EXERCISE DESCRIPTION: Determine how many lines include "this". Give the number and nothing else.

<<<<

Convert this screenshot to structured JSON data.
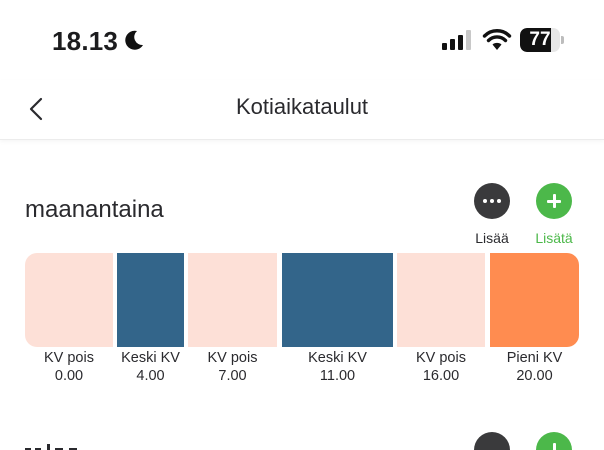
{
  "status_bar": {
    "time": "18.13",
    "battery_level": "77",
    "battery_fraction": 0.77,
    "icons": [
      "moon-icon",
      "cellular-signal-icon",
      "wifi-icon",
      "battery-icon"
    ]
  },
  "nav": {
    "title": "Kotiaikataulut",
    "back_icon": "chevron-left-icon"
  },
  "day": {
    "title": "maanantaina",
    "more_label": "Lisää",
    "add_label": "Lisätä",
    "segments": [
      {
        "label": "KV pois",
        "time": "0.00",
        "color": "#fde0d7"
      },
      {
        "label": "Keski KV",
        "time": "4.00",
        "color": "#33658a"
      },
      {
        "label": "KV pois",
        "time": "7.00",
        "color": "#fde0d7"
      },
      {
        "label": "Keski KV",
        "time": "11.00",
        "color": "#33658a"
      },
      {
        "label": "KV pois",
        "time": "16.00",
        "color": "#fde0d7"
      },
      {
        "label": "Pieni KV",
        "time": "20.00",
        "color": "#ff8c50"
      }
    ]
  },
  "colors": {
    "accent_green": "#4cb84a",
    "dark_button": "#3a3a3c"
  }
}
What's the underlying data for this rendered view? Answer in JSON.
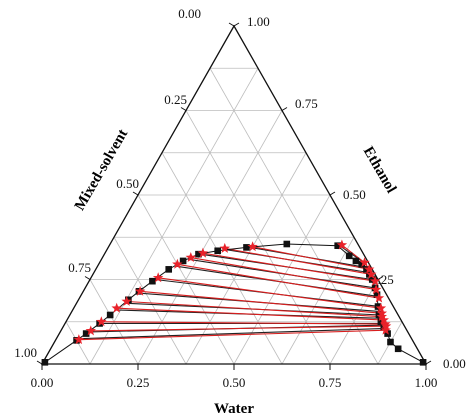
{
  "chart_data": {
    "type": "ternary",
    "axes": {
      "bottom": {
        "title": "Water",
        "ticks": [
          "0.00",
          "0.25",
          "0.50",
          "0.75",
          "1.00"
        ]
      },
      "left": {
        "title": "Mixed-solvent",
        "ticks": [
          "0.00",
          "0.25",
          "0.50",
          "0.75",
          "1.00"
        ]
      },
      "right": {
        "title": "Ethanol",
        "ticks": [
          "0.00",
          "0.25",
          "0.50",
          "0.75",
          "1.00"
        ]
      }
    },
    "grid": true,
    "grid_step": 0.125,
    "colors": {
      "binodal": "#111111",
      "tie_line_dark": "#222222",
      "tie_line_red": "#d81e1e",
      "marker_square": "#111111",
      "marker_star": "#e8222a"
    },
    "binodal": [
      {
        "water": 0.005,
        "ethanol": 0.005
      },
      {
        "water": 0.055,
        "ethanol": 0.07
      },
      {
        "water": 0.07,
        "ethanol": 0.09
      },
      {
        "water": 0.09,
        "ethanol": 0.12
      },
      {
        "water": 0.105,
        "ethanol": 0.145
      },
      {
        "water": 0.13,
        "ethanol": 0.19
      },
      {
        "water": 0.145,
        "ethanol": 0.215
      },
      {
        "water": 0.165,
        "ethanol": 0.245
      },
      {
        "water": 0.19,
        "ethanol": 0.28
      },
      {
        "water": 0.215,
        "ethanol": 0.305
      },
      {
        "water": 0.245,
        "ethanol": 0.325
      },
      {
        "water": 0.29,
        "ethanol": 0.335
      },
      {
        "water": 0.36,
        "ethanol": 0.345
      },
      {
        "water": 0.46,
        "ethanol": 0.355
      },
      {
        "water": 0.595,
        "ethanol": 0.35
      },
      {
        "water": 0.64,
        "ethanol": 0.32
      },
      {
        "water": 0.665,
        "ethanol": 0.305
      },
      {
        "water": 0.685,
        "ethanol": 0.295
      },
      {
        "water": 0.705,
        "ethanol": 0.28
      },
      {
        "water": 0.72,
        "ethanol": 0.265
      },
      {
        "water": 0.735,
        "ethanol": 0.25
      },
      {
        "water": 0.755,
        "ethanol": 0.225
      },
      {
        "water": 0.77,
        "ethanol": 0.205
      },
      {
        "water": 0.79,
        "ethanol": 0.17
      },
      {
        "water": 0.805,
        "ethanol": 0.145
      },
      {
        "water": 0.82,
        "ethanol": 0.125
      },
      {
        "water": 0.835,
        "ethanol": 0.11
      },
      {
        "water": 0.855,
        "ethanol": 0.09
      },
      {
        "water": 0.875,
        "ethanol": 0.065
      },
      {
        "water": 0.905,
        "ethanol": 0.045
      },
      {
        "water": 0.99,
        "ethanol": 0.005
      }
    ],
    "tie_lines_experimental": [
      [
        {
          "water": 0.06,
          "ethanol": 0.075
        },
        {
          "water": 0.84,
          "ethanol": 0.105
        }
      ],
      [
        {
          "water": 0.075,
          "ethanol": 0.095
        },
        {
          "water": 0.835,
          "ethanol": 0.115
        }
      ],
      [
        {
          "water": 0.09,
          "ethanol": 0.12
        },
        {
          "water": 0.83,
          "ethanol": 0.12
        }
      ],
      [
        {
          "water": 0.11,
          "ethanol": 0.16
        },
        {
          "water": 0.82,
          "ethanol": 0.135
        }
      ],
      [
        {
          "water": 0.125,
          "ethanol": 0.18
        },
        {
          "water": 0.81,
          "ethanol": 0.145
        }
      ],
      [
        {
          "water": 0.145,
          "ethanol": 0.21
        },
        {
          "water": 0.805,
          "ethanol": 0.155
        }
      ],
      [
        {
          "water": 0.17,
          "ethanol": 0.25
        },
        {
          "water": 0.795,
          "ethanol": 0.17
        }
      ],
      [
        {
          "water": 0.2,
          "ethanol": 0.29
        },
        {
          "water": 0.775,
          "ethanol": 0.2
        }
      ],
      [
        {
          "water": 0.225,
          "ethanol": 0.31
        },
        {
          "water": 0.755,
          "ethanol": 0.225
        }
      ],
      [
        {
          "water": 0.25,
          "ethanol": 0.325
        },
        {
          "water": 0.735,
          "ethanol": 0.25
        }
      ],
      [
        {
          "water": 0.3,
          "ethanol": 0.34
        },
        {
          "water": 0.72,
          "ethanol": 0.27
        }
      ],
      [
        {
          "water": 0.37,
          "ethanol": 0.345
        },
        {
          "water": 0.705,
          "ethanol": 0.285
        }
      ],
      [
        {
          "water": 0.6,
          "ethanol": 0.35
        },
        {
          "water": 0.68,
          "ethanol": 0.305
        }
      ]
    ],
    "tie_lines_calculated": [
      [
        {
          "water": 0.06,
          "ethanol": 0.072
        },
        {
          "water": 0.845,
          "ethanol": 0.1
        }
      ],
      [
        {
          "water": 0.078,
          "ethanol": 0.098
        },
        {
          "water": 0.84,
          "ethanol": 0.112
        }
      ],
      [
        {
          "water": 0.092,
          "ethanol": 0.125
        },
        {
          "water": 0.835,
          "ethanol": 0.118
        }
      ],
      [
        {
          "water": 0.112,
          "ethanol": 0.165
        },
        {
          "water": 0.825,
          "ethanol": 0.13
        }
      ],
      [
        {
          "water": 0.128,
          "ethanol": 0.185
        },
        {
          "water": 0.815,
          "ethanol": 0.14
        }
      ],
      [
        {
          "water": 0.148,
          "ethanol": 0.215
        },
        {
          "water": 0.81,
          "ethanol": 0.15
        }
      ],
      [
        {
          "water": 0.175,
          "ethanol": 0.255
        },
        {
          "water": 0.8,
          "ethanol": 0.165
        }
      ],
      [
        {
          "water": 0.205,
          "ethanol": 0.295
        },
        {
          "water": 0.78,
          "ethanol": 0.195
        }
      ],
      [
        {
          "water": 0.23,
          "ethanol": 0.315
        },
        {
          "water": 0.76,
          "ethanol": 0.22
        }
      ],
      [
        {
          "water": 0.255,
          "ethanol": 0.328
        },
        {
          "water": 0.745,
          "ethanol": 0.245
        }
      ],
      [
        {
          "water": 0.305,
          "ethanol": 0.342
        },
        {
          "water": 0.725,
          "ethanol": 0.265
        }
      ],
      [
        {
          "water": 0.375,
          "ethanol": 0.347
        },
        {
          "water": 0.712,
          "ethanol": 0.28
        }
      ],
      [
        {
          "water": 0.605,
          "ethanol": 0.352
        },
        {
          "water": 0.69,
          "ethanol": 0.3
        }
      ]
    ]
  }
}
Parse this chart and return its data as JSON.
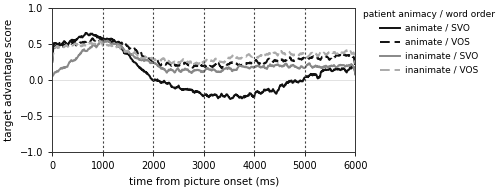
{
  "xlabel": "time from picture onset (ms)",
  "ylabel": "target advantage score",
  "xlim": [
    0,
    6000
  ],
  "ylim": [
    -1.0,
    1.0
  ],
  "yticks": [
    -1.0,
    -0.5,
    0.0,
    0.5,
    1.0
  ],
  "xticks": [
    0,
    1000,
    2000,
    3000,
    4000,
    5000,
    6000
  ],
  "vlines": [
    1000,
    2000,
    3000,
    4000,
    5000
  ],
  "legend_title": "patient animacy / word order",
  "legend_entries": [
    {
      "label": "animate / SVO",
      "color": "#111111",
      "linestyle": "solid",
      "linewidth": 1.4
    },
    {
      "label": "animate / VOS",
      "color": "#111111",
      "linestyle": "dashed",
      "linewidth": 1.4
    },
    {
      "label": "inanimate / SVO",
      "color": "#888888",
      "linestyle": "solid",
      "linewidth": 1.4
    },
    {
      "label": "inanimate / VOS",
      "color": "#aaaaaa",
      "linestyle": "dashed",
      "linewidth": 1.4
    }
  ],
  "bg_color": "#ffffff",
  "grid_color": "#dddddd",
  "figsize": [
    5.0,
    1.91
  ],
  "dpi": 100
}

>>>>

EXPECTED ANSWER: 3